Read the lines that follow and tally those with the word "this"; give the number and nothing else.
◇ ◇ ◇ ◇ ◇ ◇ ◇
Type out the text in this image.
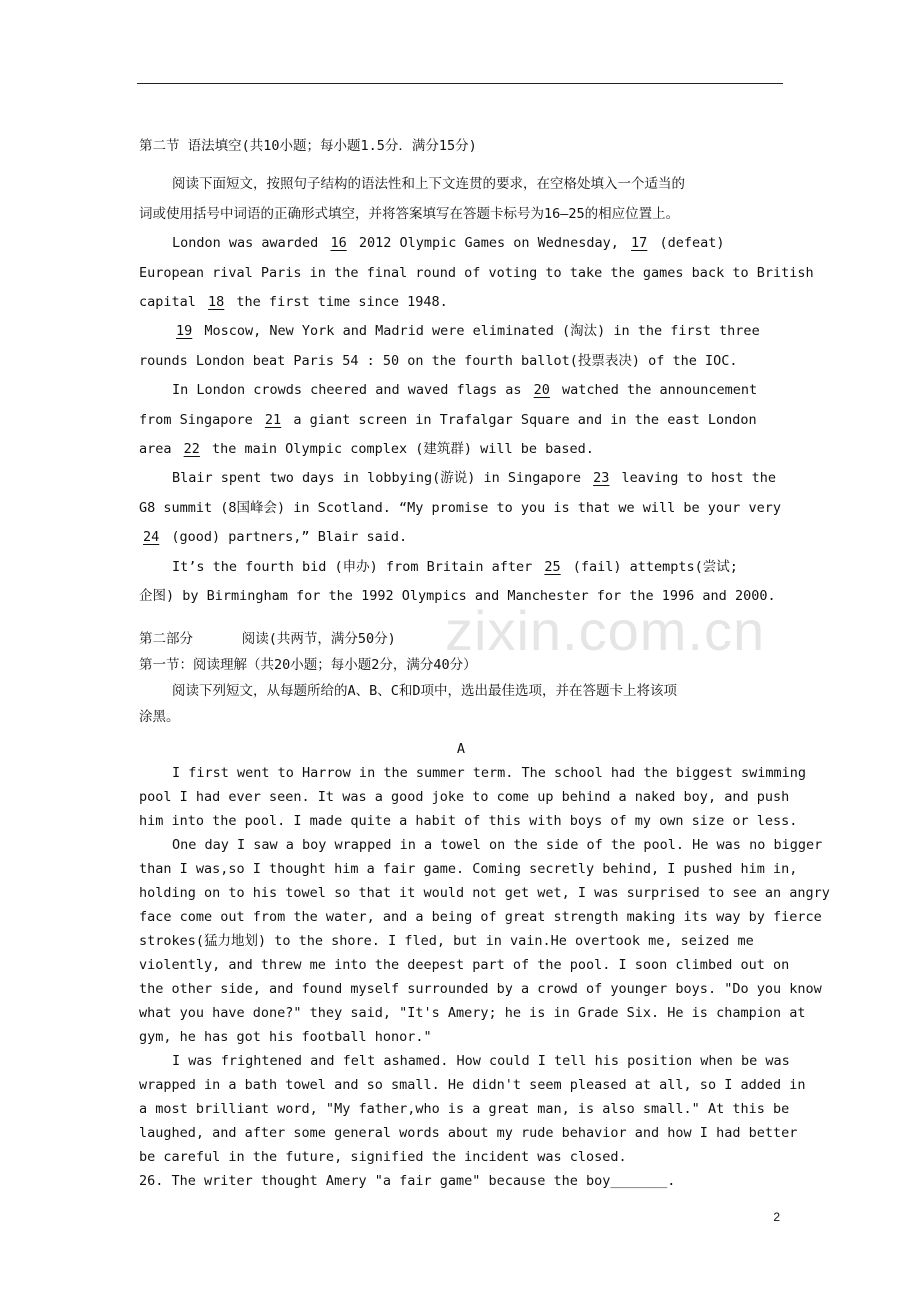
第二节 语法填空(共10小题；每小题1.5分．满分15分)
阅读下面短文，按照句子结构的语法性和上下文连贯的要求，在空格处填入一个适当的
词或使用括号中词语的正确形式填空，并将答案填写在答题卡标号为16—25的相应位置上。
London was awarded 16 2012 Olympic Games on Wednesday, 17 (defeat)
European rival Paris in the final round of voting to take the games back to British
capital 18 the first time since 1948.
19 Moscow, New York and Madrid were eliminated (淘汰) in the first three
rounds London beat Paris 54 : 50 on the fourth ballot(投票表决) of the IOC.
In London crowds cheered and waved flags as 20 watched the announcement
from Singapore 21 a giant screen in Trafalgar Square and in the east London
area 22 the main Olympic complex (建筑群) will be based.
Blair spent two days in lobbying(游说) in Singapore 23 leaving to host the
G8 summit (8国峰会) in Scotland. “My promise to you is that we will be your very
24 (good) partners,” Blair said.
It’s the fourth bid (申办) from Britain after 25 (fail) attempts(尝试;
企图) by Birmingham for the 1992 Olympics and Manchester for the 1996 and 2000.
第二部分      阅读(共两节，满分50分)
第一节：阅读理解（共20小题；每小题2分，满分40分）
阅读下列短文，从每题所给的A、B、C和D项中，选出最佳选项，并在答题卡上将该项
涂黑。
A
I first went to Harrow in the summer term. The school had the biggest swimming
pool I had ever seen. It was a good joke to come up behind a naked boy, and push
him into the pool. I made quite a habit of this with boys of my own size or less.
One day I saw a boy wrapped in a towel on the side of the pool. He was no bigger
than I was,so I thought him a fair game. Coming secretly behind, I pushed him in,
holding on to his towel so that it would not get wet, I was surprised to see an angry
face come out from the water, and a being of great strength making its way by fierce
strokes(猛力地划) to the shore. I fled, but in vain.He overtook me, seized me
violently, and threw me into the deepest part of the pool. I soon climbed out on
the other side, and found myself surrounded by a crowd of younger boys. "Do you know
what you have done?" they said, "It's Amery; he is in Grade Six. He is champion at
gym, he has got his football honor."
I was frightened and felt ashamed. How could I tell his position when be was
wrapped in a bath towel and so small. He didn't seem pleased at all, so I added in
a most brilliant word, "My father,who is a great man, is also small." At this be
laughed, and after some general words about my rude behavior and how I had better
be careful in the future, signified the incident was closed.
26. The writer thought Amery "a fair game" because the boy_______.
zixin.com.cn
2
◇ ◇ ◇ ◇ ◇ ◇ ◇
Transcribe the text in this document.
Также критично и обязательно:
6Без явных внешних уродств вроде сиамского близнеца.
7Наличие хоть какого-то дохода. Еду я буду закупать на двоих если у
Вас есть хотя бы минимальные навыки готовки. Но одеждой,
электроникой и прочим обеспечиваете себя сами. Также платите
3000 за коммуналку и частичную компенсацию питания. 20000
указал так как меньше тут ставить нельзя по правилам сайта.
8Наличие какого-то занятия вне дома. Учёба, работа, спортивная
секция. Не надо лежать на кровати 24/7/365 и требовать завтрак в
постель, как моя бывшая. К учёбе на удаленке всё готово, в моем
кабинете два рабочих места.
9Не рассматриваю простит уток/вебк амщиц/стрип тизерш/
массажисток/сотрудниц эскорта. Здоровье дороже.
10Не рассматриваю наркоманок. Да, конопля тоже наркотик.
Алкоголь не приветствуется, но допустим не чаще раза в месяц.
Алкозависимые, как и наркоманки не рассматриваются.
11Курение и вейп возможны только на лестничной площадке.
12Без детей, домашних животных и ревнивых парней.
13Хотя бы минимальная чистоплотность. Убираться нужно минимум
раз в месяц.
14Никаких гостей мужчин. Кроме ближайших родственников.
◇ ◇ ◇ ◇ ◇ ◇ ◇
Expected output ▸ 4